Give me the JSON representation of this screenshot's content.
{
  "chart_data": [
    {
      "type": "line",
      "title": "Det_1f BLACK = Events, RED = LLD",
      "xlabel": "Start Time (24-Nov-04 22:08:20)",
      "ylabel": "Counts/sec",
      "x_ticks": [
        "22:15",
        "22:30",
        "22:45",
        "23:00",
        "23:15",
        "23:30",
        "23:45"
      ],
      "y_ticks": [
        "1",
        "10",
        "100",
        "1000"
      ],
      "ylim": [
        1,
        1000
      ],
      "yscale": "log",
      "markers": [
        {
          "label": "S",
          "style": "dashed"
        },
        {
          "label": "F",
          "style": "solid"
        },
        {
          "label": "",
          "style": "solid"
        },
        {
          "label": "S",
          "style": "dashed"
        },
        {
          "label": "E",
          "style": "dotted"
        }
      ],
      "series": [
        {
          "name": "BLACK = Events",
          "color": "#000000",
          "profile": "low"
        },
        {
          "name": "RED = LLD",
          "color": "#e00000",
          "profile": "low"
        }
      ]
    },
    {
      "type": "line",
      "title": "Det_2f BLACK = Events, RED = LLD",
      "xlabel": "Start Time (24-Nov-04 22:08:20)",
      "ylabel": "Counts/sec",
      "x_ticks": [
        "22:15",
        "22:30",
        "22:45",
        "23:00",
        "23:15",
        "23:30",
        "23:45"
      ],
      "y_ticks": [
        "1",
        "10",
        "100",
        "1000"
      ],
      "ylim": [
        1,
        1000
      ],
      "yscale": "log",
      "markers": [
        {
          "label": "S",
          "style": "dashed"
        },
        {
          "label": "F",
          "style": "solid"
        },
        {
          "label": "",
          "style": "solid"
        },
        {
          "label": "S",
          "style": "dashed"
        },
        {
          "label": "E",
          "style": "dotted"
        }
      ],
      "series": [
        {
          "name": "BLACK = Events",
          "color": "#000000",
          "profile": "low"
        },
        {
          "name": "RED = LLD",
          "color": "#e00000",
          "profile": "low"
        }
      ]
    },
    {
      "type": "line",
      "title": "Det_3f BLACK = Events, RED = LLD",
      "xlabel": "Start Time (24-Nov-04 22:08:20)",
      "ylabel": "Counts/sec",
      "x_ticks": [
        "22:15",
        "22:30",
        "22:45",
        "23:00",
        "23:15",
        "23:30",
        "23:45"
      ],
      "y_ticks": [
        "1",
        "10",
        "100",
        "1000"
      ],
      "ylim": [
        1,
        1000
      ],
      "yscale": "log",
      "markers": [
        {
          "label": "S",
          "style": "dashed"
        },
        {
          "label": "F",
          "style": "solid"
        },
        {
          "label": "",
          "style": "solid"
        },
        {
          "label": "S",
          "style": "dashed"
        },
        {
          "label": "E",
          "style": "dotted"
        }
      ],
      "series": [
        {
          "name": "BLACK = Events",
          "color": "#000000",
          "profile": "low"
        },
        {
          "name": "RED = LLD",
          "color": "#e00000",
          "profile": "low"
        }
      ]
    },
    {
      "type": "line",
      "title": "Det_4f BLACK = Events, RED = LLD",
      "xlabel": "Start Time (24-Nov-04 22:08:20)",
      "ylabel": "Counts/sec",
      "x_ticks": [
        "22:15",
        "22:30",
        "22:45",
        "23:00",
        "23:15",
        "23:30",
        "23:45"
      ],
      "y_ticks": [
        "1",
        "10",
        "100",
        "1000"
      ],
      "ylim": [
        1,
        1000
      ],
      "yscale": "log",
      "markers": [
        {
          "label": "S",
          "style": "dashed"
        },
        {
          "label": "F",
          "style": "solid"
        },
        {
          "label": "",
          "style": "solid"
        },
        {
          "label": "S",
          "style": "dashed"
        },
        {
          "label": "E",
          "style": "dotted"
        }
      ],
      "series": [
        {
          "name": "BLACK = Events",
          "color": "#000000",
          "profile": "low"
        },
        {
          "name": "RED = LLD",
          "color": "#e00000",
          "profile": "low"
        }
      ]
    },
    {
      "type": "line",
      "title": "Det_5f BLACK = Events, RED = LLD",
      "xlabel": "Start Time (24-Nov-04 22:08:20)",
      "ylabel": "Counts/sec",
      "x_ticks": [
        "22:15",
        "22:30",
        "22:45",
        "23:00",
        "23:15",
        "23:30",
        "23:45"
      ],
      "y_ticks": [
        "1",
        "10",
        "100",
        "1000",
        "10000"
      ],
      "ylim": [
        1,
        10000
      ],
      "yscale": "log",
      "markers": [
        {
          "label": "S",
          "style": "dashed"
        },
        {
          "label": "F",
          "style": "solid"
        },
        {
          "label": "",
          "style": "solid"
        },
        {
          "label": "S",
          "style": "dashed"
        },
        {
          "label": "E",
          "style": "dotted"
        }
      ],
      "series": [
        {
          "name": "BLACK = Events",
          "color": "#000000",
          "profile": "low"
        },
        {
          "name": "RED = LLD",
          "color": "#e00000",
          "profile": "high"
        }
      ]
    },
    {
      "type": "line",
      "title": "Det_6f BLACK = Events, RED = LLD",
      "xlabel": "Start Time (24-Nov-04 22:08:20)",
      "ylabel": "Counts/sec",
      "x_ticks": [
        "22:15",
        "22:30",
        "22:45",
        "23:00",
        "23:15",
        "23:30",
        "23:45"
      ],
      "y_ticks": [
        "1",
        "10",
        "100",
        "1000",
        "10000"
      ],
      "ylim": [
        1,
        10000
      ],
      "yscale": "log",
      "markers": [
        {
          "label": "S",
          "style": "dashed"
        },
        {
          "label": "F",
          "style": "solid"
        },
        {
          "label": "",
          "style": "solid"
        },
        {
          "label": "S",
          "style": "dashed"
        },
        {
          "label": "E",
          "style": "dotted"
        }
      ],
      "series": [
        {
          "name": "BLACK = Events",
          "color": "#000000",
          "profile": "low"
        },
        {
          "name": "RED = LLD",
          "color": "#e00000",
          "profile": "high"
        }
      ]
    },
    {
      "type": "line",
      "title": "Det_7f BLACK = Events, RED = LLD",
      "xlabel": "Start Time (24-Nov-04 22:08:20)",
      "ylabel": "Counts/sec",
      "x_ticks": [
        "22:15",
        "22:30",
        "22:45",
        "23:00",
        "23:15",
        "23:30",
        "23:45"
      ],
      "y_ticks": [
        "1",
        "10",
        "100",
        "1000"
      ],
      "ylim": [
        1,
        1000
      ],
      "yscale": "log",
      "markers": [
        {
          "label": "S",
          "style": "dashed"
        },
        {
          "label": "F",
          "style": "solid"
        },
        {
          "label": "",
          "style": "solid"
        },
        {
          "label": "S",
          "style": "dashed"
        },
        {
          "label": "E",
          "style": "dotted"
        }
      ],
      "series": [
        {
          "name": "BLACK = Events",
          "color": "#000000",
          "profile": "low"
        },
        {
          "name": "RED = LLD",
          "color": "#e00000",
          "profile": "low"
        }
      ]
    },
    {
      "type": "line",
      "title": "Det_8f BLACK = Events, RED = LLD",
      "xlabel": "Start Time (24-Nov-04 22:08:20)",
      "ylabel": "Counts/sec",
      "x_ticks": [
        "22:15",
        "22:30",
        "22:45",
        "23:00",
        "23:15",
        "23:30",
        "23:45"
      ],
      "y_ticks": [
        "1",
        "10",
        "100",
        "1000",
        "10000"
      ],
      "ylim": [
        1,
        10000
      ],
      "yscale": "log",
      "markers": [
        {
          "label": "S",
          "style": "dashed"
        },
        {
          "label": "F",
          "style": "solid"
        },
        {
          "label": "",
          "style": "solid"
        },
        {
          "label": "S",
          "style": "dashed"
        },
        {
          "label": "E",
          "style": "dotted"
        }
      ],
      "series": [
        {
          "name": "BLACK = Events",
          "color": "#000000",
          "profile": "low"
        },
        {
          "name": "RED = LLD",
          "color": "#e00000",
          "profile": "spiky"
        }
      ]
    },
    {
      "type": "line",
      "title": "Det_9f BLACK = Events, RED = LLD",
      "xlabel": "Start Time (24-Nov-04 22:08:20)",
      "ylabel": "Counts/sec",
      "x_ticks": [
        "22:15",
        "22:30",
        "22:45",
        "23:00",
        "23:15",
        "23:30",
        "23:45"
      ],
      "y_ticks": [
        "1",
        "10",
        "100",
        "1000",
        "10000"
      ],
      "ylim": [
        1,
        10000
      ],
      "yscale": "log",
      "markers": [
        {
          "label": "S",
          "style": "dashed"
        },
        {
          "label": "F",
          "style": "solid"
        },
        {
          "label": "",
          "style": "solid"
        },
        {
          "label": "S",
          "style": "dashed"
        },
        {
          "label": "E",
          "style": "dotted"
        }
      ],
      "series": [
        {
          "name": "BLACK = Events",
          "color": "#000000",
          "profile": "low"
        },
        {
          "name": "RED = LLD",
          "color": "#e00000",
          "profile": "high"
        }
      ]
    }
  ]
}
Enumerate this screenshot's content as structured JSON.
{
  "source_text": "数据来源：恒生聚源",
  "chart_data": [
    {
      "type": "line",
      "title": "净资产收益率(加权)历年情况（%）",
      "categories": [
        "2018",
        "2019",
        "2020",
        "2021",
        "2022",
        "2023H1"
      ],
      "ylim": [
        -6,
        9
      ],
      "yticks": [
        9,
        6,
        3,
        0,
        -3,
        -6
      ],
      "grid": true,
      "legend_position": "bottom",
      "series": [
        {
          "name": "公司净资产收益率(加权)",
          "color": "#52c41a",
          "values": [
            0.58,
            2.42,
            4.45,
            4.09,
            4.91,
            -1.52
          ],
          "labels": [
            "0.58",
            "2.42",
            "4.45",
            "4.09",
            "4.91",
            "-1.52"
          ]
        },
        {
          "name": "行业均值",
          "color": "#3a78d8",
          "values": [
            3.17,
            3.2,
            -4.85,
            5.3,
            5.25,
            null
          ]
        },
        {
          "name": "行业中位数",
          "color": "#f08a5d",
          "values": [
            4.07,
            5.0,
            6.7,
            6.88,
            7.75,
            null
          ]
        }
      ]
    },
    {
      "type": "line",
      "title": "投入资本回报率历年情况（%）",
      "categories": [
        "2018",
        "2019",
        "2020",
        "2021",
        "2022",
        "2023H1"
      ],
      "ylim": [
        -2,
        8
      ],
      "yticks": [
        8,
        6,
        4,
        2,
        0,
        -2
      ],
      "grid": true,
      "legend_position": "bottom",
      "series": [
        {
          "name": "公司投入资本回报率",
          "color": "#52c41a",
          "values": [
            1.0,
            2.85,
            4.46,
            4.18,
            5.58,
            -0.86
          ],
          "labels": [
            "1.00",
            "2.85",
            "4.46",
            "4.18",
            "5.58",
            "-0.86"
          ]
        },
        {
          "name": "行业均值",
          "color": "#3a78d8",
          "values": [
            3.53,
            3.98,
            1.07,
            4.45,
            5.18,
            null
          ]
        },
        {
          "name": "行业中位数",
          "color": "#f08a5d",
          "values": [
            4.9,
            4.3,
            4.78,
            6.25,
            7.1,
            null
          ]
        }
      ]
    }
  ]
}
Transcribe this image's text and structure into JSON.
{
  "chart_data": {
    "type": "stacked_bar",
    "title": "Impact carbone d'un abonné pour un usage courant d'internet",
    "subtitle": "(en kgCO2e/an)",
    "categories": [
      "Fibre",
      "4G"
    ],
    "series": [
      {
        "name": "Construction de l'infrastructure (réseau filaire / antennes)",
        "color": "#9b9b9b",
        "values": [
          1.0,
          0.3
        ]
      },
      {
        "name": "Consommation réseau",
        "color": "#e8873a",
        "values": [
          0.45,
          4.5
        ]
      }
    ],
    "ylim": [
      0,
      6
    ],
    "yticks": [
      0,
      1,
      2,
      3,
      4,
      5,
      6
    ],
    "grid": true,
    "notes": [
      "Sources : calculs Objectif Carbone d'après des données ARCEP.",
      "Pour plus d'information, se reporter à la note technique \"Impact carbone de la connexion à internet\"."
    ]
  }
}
============
#### Goal of the exercise
Of the lines in the data, how many contain the word "content"? Provide the number and nothing further.

#### Exercise result
2